Figure dataset records
++++++++
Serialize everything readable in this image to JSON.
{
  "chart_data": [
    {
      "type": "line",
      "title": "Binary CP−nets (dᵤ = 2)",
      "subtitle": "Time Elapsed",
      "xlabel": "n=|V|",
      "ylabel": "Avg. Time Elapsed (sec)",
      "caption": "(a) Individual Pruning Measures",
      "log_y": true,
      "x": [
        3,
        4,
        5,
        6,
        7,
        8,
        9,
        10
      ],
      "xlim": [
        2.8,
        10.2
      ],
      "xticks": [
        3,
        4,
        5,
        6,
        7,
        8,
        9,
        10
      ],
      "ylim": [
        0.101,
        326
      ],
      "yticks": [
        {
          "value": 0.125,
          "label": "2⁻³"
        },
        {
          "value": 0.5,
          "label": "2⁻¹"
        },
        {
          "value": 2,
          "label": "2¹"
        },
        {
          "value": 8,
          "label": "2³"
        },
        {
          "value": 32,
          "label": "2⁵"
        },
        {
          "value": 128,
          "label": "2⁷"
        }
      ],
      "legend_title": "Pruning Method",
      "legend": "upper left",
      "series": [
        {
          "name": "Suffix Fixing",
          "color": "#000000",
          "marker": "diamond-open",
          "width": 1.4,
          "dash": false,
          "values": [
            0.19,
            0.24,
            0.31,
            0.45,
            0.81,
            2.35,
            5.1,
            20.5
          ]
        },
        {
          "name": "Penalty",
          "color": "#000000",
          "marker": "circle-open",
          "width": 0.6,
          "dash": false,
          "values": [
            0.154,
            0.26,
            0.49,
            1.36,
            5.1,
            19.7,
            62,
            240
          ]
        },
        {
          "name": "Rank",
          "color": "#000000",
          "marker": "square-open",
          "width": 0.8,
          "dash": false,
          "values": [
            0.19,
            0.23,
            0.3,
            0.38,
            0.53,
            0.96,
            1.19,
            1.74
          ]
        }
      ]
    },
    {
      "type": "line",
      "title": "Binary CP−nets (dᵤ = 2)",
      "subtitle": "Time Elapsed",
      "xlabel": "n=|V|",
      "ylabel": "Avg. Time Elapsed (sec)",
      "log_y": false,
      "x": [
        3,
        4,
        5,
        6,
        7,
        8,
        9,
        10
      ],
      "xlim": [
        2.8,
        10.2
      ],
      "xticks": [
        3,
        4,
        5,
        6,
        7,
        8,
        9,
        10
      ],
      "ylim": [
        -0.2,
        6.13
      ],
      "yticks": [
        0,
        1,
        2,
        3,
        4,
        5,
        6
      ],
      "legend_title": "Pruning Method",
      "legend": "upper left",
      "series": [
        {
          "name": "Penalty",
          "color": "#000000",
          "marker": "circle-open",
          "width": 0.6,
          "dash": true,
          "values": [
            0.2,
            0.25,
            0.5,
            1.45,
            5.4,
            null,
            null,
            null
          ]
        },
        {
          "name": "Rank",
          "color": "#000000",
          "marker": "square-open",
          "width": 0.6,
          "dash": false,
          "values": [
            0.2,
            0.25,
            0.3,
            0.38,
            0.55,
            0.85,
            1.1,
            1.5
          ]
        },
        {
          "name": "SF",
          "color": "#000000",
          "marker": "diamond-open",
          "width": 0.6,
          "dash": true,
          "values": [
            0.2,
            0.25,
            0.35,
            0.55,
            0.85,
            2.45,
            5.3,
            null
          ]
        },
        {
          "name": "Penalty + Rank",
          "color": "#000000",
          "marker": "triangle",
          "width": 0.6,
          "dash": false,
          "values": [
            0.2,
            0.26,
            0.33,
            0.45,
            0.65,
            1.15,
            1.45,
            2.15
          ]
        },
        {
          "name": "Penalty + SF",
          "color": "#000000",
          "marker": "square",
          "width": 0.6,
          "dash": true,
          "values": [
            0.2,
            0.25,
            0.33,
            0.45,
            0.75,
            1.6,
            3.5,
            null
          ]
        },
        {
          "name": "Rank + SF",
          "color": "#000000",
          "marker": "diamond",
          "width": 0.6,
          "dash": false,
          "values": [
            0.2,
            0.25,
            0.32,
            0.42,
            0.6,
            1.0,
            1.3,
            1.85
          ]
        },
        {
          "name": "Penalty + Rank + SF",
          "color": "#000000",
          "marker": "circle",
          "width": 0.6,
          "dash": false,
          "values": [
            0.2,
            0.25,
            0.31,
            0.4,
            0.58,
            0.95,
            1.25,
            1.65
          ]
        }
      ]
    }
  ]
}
++++++++
**WRITTEN INSTRUCTION**
Take every line from the records above that has the word "Rank" and copy it.

**WRITTEN ANSWER**
          "name": "Rank",
          "name": "Rank",
          "name": "Penalty + Rank",
          "name": "Rank + SF",
          "name": "Penalty + Rank + SF",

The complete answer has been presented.